= Written instruction =
Write out every one of the items below word for word, keeping each line unchanged.

= Exercise material =
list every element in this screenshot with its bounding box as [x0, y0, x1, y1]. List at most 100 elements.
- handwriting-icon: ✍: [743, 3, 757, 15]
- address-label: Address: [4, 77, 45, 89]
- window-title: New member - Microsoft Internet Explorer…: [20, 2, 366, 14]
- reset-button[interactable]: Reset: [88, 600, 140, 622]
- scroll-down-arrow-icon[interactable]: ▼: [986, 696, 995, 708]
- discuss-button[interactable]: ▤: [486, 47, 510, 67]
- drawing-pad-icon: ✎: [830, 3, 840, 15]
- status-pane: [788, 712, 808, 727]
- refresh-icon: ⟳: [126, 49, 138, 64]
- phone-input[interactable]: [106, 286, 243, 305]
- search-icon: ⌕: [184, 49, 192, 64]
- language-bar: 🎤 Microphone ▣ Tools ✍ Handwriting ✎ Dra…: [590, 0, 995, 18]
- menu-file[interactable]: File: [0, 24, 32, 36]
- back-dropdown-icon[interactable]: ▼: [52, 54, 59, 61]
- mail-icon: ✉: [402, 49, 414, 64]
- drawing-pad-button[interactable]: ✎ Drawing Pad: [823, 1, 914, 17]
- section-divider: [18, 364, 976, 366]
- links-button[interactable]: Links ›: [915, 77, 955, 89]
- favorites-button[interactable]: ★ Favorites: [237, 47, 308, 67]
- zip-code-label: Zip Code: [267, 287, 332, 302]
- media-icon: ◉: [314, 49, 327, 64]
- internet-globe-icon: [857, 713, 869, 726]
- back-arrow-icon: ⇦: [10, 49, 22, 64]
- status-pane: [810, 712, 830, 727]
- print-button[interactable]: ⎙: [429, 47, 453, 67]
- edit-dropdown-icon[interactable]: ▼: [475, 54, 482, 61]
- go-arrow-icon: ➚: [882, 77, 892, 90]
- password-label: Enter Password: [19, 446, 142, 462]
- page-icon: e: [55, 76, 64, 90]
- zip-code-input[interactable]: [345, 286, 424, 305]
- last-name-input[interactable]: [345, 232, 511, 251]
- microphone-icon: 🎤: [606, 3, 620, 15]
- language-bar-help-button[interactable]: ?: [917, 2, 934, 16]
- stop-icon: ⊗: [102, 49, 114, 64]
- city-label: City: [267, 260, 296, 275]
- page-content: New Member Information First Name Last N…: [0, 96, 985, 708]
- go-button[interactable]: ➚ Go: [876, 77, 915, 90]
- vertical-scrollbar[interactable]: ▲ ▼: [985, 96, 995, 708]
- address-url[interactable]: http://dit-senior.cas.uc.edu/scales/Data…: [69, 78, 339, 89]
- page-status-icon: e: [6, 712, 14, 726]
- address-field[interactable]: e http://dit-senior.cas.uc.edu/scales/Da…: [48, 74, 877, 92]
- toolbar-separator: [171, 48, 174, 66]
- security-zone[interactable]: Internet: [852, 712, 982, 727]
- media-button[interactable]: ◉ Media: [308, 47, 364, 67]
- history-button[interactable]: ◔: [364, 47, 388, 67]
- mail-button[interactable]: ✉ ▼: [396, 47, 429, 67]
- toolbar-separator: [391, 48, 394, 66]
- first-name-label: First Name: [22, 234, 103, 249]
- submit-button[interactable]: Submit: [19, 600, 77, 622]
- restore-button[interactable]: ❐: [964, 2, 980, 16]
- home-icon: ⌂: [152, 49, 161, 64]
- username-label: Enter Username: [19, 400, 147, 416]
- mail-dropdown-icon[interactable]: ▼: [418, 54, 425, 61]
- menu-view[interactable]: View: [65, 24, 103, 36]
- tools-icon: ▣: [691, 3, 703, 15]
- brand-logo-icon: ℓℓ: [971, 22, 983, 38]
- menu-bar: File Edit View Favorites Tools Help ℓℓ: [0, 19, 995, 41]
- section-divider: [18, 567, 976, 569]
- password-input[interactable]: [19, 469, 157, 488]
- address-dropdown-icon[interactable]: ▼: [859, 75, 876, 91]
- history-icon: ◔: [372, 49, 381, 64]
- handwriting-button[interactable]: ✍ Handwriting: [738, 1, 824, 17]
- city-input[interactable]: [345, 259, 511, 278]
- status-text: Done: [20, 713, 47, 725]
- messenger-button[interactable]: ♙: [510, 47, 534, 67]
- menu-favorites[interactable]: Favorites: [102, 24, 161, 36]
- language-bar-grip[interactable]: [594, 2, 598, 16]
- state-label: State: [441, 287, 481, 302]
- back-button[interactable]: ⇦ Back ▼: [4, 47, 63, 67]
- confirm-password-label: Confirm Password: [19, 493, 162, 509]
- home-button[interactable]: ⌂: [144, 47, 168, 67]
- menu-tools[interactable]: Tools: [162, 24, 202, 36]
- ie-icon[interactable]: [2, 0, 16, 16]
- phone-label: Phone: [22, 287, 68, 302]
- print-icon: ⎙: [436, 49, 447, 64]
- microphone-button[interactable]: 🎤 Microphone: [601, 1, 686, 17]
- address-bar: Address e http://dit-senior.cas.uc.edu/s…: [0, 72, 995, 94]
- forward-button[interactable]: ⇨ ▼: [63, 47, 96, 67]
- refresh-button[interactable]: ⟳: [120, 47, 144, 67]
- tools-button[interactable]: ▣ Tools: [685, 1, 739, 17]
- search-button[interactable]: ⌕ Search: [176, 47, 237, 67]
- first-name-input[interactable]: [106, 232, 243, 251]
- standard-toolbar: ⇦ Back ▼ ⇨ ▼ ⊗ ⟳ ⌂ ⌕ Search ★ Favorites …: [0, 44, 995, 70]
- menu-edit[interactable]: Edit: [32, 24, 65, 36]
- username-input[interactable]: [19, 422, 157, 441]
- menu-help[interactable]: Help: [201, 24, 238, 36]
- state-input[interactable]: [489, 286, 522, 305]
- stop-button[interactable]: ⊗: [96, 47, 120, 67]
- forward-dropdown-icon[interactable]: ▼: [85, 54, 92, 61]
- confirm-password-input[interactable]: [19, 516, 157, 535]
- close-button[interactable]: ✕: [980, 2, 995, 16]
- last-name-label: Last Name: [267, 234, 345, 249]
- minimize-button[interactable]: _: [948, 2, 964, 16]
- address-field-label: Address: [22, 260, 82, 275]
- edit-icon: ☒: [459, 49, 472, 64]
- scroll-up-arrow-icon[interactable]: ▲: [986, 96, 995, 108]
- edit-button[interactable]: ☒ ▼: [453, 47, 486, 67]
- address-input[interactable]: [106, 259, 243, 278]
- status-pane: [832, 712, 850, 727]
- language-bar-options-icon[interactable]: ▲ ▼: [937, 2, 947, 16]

= Reply to the exercise =
list every element in this screenshot with its bounding box as [x0, y0, x1, y1]. List at most 100 elements.
- handwriting-icon: ✍: [743, 3, 757, 15]
- address-label: Address: [4, 77, 45, 89]
- window-title: New member - Microsoft Internet Explorer…: [20, 2, 366, 14]
- reset-button[interactable]: Reset: [88, 600, 140, 622]
- scroll-down-arrow-icon[interactable]: ▼: [986, 696, 995, 708]
- discuss-button[interactable]: ▤: [486, 47, 510, 67]
- drawing-pad-icon: ✎: [830, 3, 840, 15]
- status-pane: [788, 712, 808, 727]
- refresh-icon: ⟳: [126, 49, 138, 64]
- phone-input[interactable]: [106, 286, 243, 305]
- search-icon: ⌕: [184, 49, 192, 64]
- language-bar: 🎤 Microphone ▣ Tools ✍ Handwriting ✎ Dra…: [590, 0, 995, 18]
- menu-file[interactable]: File: [0, 24, 32, 36]
- back-dropdown-icon[interactable]: ▼: [52, 54, 59, 61]
- mail-icon: ✉: [402, 49, 414, 64]
- drawing-pad-button[interactable]: ✎ Drawing Pad: [823, 1, 914, 17]
- section-divider: [18, 364, 976, 366]
- links-button[interactable]: Links ›: [915, 77, 955, 89]
- favorites-button[interactable]: ★ Favorites: [237, 47, 308, 67]
- zip-code-label: Zip Code: [267, 287, 332, 302]
- media-icon: ◉: [314, 49, 327, 64]
- internet-globe-icon: [857, 713, 869, 726]
- back-arrow-icon: ⇦: [10, 49, 22, 64]
- status-pane: [810, 712, 830, 727]
- print-button[interactable]: ⎙: [429, 47, 453, 67]
- edit-dropdown-icon[interactable]: ▼: [475, 54, 482, 61]
- go-arrow-icon: ➚: [882, 77, 892, 90]
- password-label: Enter Password: [19, 446, 142, 462]
- page-icon: e: [55, 76, 64, 90]
- zip-code-input[interactable]: [345, 286, 424, 305]
- last-name-input[interactable]: [345, 232, 511, 251]
- microphone-icon: 🎤: [606, 3, 620, 15]
- language-bar-help-button[interactable]: ?: [917, 2, 934, 16]
- stop-icon: ⊗: [102, 49, 114, 64]
- city-label: City: [267, 260, 296, 275]
- page-content: New Member Information First Name Last N…: [0, 96, 985, 708]
- go-button[interactable]: ➚ Go: [876, 77, 915, 90]
- vertical-scrollbar[interactable]: ▲ ▼: [985, 96, 995, 708]
- address-url[interactable]: http://dit-senior.cas.uc.edu/scales/Data…: [69, 78, 339, 89]
- page-status-icon: e: [6, 712, 14, 726]
- address-field[interactable]: e http://dit-senior.cas.uc.edu/scales/Da…: [48, 74, 877, 92]
- toolbar-separator: [171, 48, 174, 66]
- security-zone[interactable]: Internet: [852, 712, 982, 727]
- media-button[interactable]: ◉ Media: [308, 47, 364, 67]
- history-button[interactable]: ◔: [364, 47, 388, 67]
- mail-button[interactable]: ✉ ▼: [396, 47, 429, 67]
- toolbar-separator: [391, 48, 394, 66]
- first-name-label: First Name: [22, 234, 103, 249]
- submit-button[interactable]: Submit: [19, 600, 77, 622]
- restore-button[interactable]: ❐: [964, 2, 980, 16]
- home-icon: ⌂: [152, 49, 161, 64]
- username-label: Enter Username: [19, 400, 147, 416]
- mail-dropdown-icon[interactable]: ▼: [418, 54, 425, 61]
- menu-view[interactable]: View: [65, 24, 103, 36]
- tools-icon: ▣: [691, 3, 703, 15]
- brand-logo-icon: ℓℓ: [971, 22, 983, 38]
- menu-bar: File Edit View Favorites Tools Help ℓℓ: [0, 19, 995, 41]
- section-divider: [18, 567, 976, 569]
- password-input[interactable]: [19, 469, 157, 488]
- address-dropdown-icon[interactable]: ▼: [859, 75, 876, 91]
- history-icon: ◔: [372, 49, 381, 64]
- handwriting-button[interactable]: ✍ Handwriting: [738, 1, 824, 17]
- city-input[interactable]: [345, 259, 511, 278]
- status-text: Done: [20, 713, 47, 725]
- messenger-button[interactable]: ♙: [510, 47, 534, 67]
- menu-favorites[interactable]: Favorites: [102, 24, 161, 36]
- language-bar-grip[interactable]: [594, 2, 598, 16]
- state-label: State: [441, 287, 481, 302]
- back-button[interactable]: ⇦ Back ▼: [4, 47, 63, 67]
- confirm-password-label: Confirm Password: [19, 493, 162, 509]
- home-button[interactable]: ⌂: [144, 47, 168, 67]
- menu-tools[interactable]: Tools: [162, 24, 202, 36]
- ie-icon[interactable]: [2, 0, 16, 16]
- phone-label: Phone: [22, 287, 68, 302]
- print-icon: ⎙: [436, 49, 447, 64]
- microphone-button[interactable]: 🎤 Microphone: [601, 1, 686, 17]
- address-bar: Address e http://dit-senior.cas.uc.edu/s…: [0, 72, 995, 94]
- forward-button[interactable]: ⇨ ▼: [63, 47, 96, 67]
- refresh-button[interactable]: ⟳: [120, 47, 144, 67]
- tools-button[interactable]: ▣ Tools: [685, 1, 739, 17]
- search-button[interactable]: ⌕ Search: [176, 47, 237, 67]
- first-name-input[interactable]: [106, 232, 243, 251]
- standard-toolbar: ⇦ Back ▼ ⇨ ▼ ⊗ ⟳ ⌂ ⌕ Search ★ Favorites …: [0, 44, 995, 70]
- menu-edit[interactable]: Edit: [32, 24, 65, 36]
- username-input[interactable]: [19, 422, 157, 441]
- menu-help[interactable]: Help: [201, 24, 238, 36]
- state-input[interactable]: [489, 286, 522, 305]
- stop-button[interactable]: ⊗: [96, 47, 120, 67]
- forward-dropdown-icon[interactable]: ▼: [85, 54, 92, 61]
- confirm-password-input[interactable]: [19, 516, 157, 535]
- close-button[interactable]: ✕: [980, 2, 995, 16]
- last-name-label: Last Name: [267, 234, 345, 249]
- minimize-button[interactable]: _: [948, 2, 964, 16]
- address-field-label: Address: [22, 260, 82, 275]
- edit-icon: ☒: [459, 49, 472, 64]
- scroll-up-arrow-icon[interactable]: ▲: [986, 96, 995, 108]
- edit-button[interactable]: ☒ ▼: [453, 47, 486, 67]
- address-input[interactable]: [106, 259, 243, 278]
- status-pane: [832, 712, 850, 727]
- language-bar-options-icon[interactable]: ▲ ▼: [937, 2, 947, 16]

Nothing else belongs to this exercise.